• **TASK PROMPT**
Print out each entry below exactly, please.

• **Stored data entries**
— Begin —

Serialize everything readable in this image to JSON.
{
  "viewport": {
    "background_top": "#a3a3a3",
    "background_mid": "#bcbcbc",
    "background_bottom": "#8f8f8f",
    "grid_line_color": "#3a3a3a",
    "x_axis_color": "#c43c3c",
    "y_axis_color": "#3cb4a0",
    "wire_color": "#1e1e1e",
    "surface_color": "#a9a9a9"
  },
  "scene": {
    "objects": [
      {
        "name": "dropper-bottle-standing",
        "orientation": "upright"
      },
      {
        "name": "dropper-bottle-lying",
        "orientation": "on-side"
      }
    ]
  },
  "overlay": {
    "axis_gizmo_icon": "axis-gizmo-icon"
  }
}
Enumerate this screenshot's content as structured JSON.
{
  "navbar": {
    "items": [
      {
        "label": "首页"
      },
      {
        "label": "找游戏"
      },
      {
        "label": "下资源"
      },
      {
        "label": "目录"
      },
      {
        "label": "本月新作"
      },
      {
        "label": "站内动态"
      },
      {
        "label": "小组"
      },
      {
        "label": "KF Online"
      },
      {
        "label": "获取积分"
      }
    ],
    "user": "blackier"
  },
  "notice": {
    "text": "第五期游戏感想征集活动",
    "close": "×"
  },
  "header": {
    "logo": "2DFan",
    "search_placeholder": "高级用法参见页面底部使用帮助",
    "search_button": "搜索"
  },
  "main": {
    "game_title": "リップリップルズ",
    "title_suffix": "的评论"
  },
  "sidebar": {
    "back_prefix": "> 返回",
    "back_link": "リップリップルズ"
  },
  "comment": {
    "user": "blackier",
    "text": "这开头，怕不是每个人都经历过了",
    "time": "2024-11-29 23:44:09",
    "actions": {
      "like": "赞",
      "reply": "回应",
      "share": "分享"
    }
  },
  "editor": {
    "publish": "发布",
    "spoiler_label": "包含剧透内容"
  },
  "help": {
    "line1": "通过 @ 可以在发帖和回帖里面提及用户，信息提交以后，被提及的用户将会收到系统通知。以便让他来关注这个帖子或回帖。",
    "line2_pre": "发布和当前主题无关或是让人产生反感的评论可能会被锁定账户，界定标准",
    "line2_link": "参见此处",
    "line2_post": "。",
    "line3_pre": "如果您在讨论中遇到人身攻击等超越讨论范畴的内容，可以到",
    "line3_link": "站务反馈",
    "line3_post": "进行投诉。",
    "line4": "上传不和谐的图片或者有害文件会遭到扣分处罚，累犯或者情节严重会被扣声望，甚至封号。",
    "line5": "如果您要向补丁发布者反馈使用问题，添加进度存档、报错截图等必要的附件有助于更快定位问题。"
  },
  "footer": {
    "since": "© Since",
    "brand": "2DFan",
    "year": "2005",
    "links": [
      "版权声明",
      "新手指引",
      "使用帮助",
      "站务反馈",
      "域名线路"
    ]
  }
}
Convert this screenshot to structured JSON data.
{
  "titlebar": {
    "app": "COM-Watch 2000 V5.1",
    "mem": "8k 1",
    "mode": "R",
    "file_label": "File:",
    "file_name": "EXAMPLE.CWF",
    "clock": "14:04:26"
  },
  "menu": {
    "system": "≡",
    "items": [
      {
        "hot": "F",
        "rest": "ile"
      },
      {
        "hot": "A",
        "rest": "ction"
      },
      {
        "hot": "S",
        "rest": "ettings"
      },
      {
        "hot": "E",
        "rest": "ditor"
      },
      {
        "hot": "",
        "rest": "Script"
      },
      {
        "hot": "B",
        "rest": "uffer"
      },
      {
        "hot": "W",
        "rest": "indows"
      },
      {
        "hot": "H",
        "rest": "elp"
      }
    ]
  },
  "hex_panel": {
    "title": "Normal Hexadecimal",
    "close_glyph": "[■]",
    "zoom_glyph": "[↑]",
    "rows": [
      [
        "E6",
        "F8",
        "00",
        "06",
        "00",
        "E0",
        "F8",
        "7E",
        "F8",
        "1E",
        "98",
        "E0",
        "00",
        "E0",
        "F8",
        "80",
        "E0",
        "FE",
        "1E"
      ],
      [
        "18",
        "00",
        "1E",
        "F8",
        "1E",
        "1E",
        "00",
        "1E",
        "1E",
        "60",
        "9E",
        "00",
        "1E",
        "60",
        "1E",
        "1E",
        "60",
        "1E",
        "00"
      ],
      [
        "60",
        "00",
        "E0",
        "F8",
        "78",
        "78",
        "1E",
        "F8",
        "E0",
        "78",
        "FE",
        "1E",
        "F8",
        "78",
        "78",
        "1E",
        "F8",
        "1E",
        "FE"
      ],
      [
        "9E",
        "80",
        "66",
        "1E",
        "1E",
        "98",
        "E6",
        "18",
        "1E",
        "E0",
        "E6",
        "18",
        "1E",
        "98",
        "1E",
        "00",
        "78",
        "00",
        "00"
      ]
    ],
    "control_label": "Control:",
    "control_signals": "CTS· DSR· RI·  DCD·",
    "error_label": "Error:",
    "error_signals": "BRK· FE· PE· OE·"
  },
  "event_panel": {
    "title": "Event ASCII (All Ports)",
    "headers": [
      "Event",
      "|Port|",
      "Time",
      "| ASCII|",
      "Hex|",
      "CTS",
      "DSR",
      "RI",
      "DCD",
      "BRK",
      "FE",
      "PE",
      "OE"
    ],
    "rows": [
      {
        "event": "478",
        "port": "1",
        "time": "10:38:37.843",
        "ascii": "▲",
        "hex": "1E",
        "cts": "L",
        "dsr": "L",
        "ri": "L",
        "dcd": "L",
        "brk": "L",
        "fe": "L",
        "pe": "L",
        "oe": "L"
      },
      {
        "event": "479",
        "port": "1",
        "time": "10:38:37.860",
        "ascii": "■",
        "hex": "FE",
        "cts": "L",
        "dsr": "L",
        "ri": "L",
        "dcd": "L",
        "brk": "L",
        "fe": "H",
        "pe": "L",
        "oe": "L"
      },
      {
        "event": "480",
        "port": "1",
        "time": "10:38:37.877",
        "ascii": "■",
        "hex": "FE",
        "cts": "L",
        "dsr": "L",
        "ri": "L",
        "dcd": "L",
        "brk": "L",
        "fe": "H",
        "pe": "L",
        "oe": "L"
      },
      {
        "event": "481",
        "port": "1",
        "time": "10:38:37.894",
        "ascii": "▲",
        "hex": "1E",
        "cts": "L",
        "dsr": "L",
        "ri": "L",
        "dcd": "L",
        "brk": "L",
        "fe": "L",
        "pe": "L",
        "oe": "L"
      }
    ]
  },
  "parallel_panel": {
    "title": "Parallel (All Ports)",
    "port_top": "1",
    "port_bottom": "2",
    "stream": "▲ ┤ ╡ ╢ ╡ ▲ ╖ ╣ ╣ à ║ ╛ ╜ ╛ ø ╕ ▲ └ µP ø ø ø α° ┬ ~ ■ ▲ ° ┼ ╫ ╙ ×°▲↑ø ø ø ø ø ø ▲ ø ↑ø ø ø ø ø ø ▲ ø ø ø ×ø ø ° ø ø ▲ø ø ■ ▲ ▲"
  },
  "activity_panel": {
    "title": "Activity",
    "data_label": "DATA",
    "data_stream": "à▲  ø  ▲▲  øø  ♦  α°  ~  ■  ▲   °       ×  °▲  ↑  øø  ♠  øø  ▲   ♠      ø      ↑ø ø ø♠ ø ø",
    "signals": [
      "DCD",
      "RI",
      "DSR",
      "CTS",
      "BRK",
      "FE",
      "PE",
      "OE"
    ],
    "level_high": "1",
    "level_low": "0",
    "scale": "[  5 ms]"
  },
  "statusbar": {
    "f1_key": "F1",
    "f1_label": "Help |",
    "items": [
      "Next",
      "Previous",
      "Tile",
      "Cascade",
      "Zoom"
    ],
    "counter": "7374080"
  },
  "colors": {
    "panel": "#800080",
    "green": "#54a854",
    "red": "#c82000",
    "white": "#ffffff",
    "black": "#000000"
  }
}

— End —

• **OUTPUT OF THE TASK**
Serialize everything readable in this image to JSON.
{
  "viewport": {
    "background_top": "#a3a3a3",
    "background_mid": "#bcbcbc",
    "background_bottom": "#8f8f8f",
    "grid_line_color": "#3a3a3a",
    "x_axis_color": "#c43c3c",
    "y_axis_color": "#3cb4a0",
    "wire_color": "#1e1e1e",
    "surface_color": "#a9a9a9"
  },
  "scene": {
    "objects": [
      {
        "name": "dropper-bottle-standing",
        "orientation": "upright"
      },
      {
        "name": "dropper-bottle-lying",
        "orientation": "on-side"
      }
    ]
  },
  "overlay": {
    "axis_gizmo_icon": "axis-gizmo-icon"
  }
}
Enumerate this screenshot's content as structured JSON.
{
  "navbar": {
    "items": [
      {
        "label": "首页"
      },
      {
        "label": "找游戏"
      },
      {
        "label": "下资源"
      },
      {
        "label": "目录"
      },
      {
        "label": "本月新作"
      },
      {
        "label": "站内动态"
      },
      {
        "label": "小组"
      },
      {
        "label": "KF Online"
      },
      {
        "label": "获取积分"
      }
    ],
    "user": "blackier"
  },
  "notice": {
    "text": "第五期游戏感想征集活动",
    "close": "×"
  },
  "header": {
    "logo": "2DFan",
    "search_placeholder": "高级用法参见页面底部使用帮助",
    "search_button": "搜索"
  },
  "main": {
    "game_title": "リップリップルズ",
    "title_suffix": "的评论"
  },
  "sidebar": {
    "back_prefix": "> 返回",
    "back_link": "リップリップルズ"
  },
  "comment": {
    "user": "blackier",
    "text": "这开头，怕不是每个人都经历过了",
    "time": "2024-11-29 23:44:09",
    "actions": {
      "like": "赞",
      "reply": "回应",
      "share": "分享"
    }
  },
  "editor": {
    "publish": "发布",
    "spoiler_label": "包含剧透内容"
  },
  "help": {
    "line1": "通过 @ 可以在发帖和回帖里面提及用户，信息提交以后，被提及的用户将会收到系统通知。以便让他来关注这个帖子或回帖。",
    "line2_pre": "发布和当前主题无关或是让人产生反感的评论可能会被锁定账户，界定标准",
    "line2_link": "参见此处",
    "line2_post": "。",
    "line3_pre": "如果您在讨论中遇到人身攻击等超越讨论范畴的内容，可以到",
    "line3_link": "站务反馈",
    "line3_post": "进行投诉。",
    "line4": "上传不和谐的图片或者有害文件会遭到扣分处罚，累犯或者情节严重会被扣声望，甚至封号。",
    "line5": "如果您要向补丁发布者反馈使用问题，添加进度存档、报错截图等必要的附件有助于更快定位问题。"
  },
  "footer": {
    "since": "© Since",
    "brand": "2DFan",
    "year": "2005",
    "links": [
      "版权声明",
      "新手指引",
      "使用帮助",
      "站务反馈",
      "域名线路"
    ]
  }
}
Convert this screenshot to structured JSON data.
{
  "titlebar": {
    "app": "COM-Watch 2000 V5.1",
    "mem": "8k 1",
    "mode": "R",
    "file_label": "File:",
    "file_name": "EXAMPLE.CWF",
    "clock": "14:04:26"
  },
  "menu": {
    "system": "≡",
    "items": [
      {
        "hot": "F",
        "rest": "ile"
      },
      {
        "hot": "A",
        "rest": "ction"
      },
      {
        "hot": "S",
        "rest": "ettings"
      },
      {
        "hot": "E",
        "rest": "ditor"
      },
      {
        "hot": "",
        "rest": "Script"
      },
      {
        "hot": "B",
        "rest": "uffer"
      },
      {
        "hot": "W",
        "rest": "indows"
      },
      {
        "hot": "H",
        "rest": "elp"
      }
    ]
  },
  "hex_panel": {
    "title": "Normal Hexadecimal",
    "close_glyph": "[■]",
    "zoom_glyph": "[↑]",
    "rows": [
      [
        "E6",
        "F8",
        "00",
        "06",
        "00",
        "E0",
        "F8",
        "7E",
        "F8",
        "1E",
        "98",
        "E0",
        "00",
        "E0",
        "F8",
        "80",
        "E0",
        "FE",
        "1E"
      ],
      [
        "18",
        "00",
        "1E",
        "F8",
        "1E",
        "1E",
        "00",
        "1E",
        "1E",
        "60",
        "9E",
        "00",
        "1E",
        "60",
        "1E",
        "1E",
        "60",
        "1E",
        "00"
      ],
      [
        "60",
        "00",
        "E0",
        "F8",
        "78",
        "78",
        "1E",
        "F8",
        "E0",
        "78",
        "FE",
        "1E",
        "F8",
        "78",
        "78",
        "1E",
        "F8",
        "1E",
        "FE"
      ],
      [
        "9E",
        "80",
        "66",
        "1E",
        "1E",
        "98",
        "E6",
        "18",
        "1E",
        "E0",
        "E6",
        "18",
        "1E",
        "98",
        "1E",
        "00",
        "78",
        "00",
        "00"
      ]
    ],
    "control_label": "Control:",
    "control_signals": "CTS· DSR· RI·  DCD·",
    "error_label": "Error:",
    "error_signals": "BRK· FE· PE· OE·"
  },
  "event_panel": {
    "title": "Event ASCII (All Ports)",
    "headers": [
      "Event",
      "|Port|",
      "Time",
      "| ASCII|",
      "Hex|",
      "CTS",
      "DSR",
      "RI",
      "DCD",
      "BRK",
      "FE",
      "PE",
      "OE"
    ],
    "rows": [
      {
        "event": "478",
        "port": "1",
        "time": "10:38:37.843",
        "ascii": "▲",
        "hex": "1E",
        "cts": "L",
        "dsr": "L",
        "ri": "L",
        "dcd": "L",
        "brk": "L",
        "fe": "L",
        "pe": "L",
        "oe": "L"
      },
      {
        "event": "479",
        "port": "1",
        "time": "10:38:37.860",
        "ascii": "■",
        "hex": "FE",
        "cts": "L",
        "dsr": "L",
        "ri": "L",
        "dcd": "L",
        "brk": "L",
        "fe": "H",
        "pe": "L",
        "oe": "L"
      },
      {
        "event": "480",
        "port": "1",
        "time": "10:38:37.877",
        "ascii": "■",
        "hex": "FE",
        "cts": "L",
        "dsr": "L",
        "ri": "L",
        "dcd": "L",
        "brk": "L",
        "fe": "H",
        "pe": "L",
        "oe": "L"
      },
      {
        "event": "481",
        "port": "1",
        "time": "10:38:37.894",
        "ascii": "▲",
        "hex": "1E",
        "cts": "L",
        "dsr": "L",
        "ri": "L",
        "dcd": "L",
        "brk": "L",
        "fe": "L",
        "pe": "L",
        "oe": "L"
      }
    ]
  },
  "parallel_panel": {
    "title": "Parallel (All Ports)",
    "port_top": "1",
    "port_bottom": "2",
    "stream": "▲ ┤ ╡ ╢ ╡ ▲ ╖ ╣ ╣ à ║ ╛ ╜ ╛ ø ╕ ▲ └ µP ø ø ø α° ┬ ~ ■ ▲ ° ┼ ╫ ╙ ×°▲↑ø ø ø ø ø ø ▲ ø ↑ø ø ø ø ø ø ▲ ø ø ø ×ø ø ° ø ø ▲ø ø ■ ▲ ▲"
  },
  "activity_panel": {
    "title": "Activity",
    "data_label": "DATA",
    "data_stream": "à▲  ø  ▲▲  øø  ♦  α°  ~  ■  ▲   °       ×  °▲  ↑  øø  ♠  øø  ▲   ♠      ø      ↑ø ø ø♠ ø ø",
    "signals": [
      "DCD",
      "RI",
      "DSR",
      "CTS",
      "BRK",
      "FE",
      "PE",
      "OE"
    ],
    "level_high": "1",
    "level_low": "0",
    "scale": "[  5 ms]"
  },
  "statusbar": {
    "f1_key": "F1",
    "f1_label": "Help |",
    "items": [
      "Next",
      "Previous",
      "Tile",
      "Cascade",
      "Zoom"
    ],
    "counter": "7374080"
  },
  "colors": {
    "panel": "#800080",
    "green": "#54a854",
    "red": "#c82000",
    "white": "#ffffff",
    "black": "#000000"
  }
}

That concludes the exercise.